Reproduce the records below in their entirety, character for character.

• [THE INPUT]:
• • •

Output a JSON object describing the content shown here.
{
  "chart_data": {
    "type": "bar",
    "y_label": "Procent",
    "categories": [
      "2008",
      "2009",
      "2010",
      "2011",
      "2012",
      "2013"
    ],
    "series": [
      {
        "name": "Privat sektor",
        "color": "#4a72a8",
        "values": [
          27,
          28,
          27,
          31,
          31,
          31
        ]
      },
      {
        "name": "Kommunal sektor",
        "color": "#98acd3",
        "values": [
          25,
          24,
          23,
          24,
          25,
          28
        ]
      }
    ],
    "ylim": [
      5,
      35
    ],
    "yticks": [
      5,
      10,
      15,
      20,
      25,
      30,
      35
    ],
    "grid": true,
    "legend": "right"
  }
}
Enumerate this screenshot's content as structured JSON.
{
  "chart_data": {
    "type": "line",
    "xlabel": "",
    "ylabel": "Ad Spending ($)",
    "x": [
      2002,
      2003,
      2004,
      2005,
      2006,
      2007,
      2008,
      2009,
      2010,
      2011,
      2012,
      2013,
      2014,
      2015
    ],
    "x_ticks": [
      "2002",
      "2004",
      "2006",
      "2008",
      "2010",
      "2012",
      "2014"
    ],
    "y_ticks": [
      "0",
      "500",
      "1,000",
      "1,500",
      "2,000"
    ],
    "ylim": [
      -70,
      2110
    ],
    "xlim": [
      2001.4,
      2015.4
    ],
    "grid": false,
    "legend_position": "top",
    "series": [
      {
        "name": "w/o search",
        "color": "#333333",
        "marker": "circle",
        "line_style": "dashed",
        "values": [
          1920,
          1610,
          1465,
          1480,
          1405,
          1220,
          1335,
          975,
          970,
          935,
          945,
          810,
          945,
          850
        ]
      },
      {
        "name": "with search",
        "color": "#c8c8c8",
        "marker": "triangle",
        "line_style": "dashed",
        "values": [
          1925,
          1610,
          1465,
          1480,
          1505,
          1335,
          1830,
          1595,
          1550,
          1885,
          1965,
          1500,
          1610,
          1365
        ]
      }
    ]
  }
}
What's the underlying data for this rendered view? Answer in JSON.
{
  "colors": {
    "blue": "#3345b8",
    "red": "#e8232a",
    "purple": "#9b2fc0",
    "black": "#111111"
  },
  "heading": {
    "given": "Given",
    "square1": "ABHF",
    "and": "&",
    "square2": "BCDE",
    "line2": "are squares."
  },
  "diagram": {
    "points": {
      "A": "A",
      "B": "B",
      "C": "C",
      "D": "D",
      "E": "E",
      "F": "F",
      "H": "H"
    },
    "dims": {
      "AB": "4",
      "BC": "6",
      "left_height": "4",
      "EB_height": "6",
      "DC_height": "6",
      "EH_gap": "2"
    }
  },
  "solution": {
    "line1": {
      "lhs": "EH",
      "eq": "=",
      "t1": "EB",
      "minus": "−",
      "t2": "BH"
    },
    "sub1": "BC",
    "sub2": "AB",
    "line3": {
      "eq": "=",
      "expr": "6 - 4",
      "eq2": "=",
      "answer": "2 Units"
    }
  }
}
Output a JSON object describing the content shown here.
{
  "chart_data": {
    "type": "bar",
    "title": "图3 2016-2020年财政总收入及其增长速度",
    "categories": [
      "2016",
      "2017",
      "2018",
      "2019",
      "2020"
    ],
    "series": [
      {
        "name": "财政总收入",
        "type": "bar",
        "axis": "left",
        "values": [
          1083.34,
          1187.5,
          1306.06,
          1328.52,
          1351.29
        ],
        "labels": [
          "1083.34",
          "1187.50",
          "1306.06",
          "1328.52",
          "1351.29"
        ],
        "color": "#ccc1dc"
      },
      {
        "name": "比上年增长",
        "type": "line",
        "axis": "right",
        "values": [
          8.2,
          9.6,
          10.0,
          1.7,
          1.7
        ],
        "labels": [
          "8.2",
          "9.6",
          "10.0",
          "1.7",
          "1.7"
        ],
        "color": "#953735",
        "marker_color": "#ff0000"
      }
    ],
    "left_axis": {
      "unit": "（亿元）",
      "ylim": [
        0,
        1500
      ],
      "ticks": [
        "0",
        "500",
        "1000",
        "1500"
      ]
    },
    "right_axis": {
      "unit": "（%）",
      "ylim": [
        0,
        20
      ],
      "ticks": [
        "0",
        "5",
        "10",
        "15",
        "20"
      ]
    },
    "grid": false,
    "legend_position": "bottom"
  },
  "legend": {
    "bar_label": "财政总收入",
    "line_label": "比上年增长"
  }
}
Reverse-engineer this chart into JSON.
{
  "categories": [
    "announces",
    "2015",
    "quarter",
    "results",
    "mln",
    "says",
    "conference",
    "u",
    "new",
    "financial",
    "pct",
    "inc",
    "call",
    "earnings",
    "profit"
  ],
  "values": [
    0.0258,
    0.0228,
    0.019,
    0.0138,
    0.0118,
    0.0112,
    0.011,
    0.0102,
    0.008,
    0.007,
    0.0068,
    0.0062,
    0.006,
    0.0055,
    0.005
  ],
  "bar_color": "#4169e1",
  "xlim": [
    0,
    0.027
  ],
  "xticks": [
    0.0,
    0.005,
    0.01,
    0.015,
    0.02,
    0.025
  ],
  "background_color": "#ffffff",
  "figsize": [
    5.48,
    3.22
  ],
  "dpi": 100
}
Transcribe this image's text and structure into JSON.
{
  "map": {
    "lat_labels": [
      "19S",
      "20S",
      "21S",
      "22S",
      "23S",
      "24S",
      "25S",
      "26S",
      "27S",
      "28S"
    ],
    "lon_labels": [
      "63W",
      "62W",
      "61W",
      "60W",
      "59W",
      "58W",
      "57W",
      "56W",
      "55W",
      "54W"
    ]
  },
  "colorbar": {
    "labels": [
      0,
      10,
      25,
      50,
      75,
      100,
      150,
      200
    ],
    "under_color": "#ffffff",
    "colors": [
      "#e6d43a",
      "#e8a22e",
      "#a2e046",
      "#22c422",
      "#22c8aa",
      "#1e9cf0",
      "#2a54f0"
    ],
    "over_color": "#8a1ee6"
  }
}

• • •

• [EXERCISE OUTPUT]:
Output a JSON object describing the content shown here.
{
  "chart_data": {
    "type": "bar",
    "y_label": "Procent",
    "categories": [
      "2008",
      "2009",
      "2010",
      "2011",
      "2012",
      "2013"
    ],
    "series": [
      {
        "name": "Privat sektor",
        "color": "#4a72a8",
        "values": [
          27,
          28,
          27,
          31,
          31,
          31
        ]
      },
      {
        "name": "Kommunal sektor",
        "color": "#98acd3",
        "values": [
          25,
          24,
          23,
          24,
          25,
          28
        ]
      }
    ],
    "ylim": [
      5,
      35
    ],
    "yticks": [
      5,
      10,
      15,
      20,
      25,
      30,
      35
    ],
    "grid": true,
    "legend": "right"
  }
}
Enumerate this screenshot's content as structured JSON.
{
  "chart_data": {
    "type": "line",
    "xlabel": "",
    "ylabel": "Ad Spending ($)",
    "x": [
      2002,
      2003,
      2004,
      2005,
      2006,
      2007,
      2008,
      2009,
      2010,
      2011,
      2012,
      2013,
      2014,
      2015
    ],
    "x_ticks": [
      "2002",
      "2004",
      "2006",
      "2008",
      "2010",
      "2012",
      "2014"
    ],
    "y_ticks": [
      "0",
      "500",
      "1,000",
      "1,500",
      "2,000"
    ],
    "ylim": [
      -70,
      2110
    ],
    "xlim": [
      2001.4,
      2015.4
    ],
    "grid": false,
    "legend_position": "top",
    "series": [
      {
        "name": "w/o search",
        "color": "#333333",
        "marker": "circle",
        "line_style": "dashed",
        "values": [
          1920,
          1610,
          1465,
          1480,
          1405,
          1220,
          1335,
          975,
          970,
          935,
          945,
          810,
          945,
          850
        ]
      },
      {
        "name": "with search",
        "color": "#c8c8c8",
        "marker": "triangle",
        "line_style": "dashed",
        "values": [
          1925,
          1610,
          1465,
          1480,
          1505,
          1335,
          1830,
          1595,
          1550,
          1885,
          1965,
          1500,
          1610,
          1365
        ]
      }
    ]
  }
}
What's the underlying data for this rendered view? Answer in JSON.
{
  "colors": {
    "blue": "#3345b8",
    "red": "#e8232a",
    "purple": "#9b2fc0",
    "black": "#111111"
  },
  "heading": {
    "given": "Given",
    "square1": "ABHF",
    "and": "&",
    "square2": "BCDE",
    "line2": "are squares."
  },
  "diagram": {
    "points": {
      "A": "A",
      "B": "B",
      "C": "C",
      "D": "D",
      "E": "E",
      "F": "F",
      "H": "H"
    },
    "dims": {
      "AB": "4",
      "BC": "6",
      "left_height": "4",
      "EB_height": "6",
      "DC_height": "6",
      "EH_gap": "2"
    }
  },
  "solution": {
    "line1": {
      "lhs": "EH",
      "eq": "=",
      "t1": "EB",
      "minus": "−",
      "t2": "BH"
    },
    "sub1": "BC",
    "sub2": "AB",
    "line3": {
      "eq": "=",
      "expr": "6 - 4",
      "eq2": "=",
      "answer": "2 Units"
    }
  }
}
Output a JSON object describing the content shown here.
{
  "chart_data": {
    "type": "bar",
    "title": "图3 2016-2020年财政总收入及其增长速度",
    "categories": [
      "2016",
      "2017",
      "2018",
      "2019",
      "2020"
    ],
    "series": [
      {
        "name": "财政总收入",
        "type": "bar",
        "axis": "left",
        "values": [
          1083.34,
          1187.5,
          1306.06,
          1328.52,
          1351.29
        ],
        "labels": [
          "1083.34",
          "1187.50",
          "1306.06",
          "1328.52",
          "1351.29"
        ],
        "color": "#ccc1dc"
      },
      {
        "name": "比上年增长",
        "type": "line",
        "axis": "right",
        "values": [
          8.2,
          9.6,
          10.0,
          1.7,
          1.7
        ],
        "labels": [
          "8.2",
          "9.6",
          "10.0",
          "1.7",
          "1.7"
        ],
        "color": "#953735",
        "marker_color": "#ff0000"
      }
    ],
    "left_axis": {
      "unit": "（亿元）",
      "ylim": [
        0,
        1500
      ],
      "ticks": [
        "0",
        "500",
        "1000",
        "1500"
      ]
    },
    "right_axis": {
      "unit": "（%）",
      "ylim": [
        0,
        20
      ],
      "ticks": [
        "0",
        "5",
        "10",
        "15",
        "20"
      ]
    },
    "grid": false,
    "legend_position": "bottom"
  },
  "legend": {
    "bar_label": "财政总收入",
    "line_label": "比上年增长"
  }
}
Reverse-engineer this chart into JSON.
{
  "categories": [
    "announces",
    "2015",
    "quarter",
    "results",
    "mln",
    "says",
    "conference",
    "u",
    "new",
    "financial",
    "pct",
    "inc",
    "call",
    "earnings",
    "profit"
  ],
  "values": [
    0.0258,
    0.0228,
    0.019,
    0.0138,
    0.0118,
    0.0112,
    0.011,
    0.0102,
    0.008,
    0.007,
    0.0068,
    0.0062,
    0.006,
    0.0055,
    0.005
  ],
  "bar_color": "#4169e1",
  "xlim": [
    0,
    0.027
  ],
  "xticks": [
    0.0,
    0.005,
    0.01,
    0.015,
    0.02,
    0.025
  ],
  "background_color": "#ffffff",
  "figsize": [
    5.48,
    3.22
  ],
  "dpi": 100
}
Transcribe this image's text and structure into JSON.
{
  "map": {
    "lat_labels": [
      "19S",
      "20S",
      "21S",
      "22S",
      "23S",
      "24S",
      "25S",
      "26S",
      "27S",
      "28S"
    ],
    "lon_labels": [
      "63W",
      "62W",
      "61W",
      "60W",
      "59W",
      "58W",
      "57W",
      "56W",
      "55W",
      "54W"
    ]
  },
  "colorbar": {
    "labels": [
      0,
      10,
      25,
      50,
      75,
      100,
      150,
      200
    ],
    "under_color": "#ffffff",
    "colors": [
      "#e6d43a",
      "#e8a22e",
      "#a2e046",
      "#22c422",
      "#22c8aa",
      "#1e9cf0",
      "#2a54f0"
    ],
    "over_color": "#8a1ee6"
  }
}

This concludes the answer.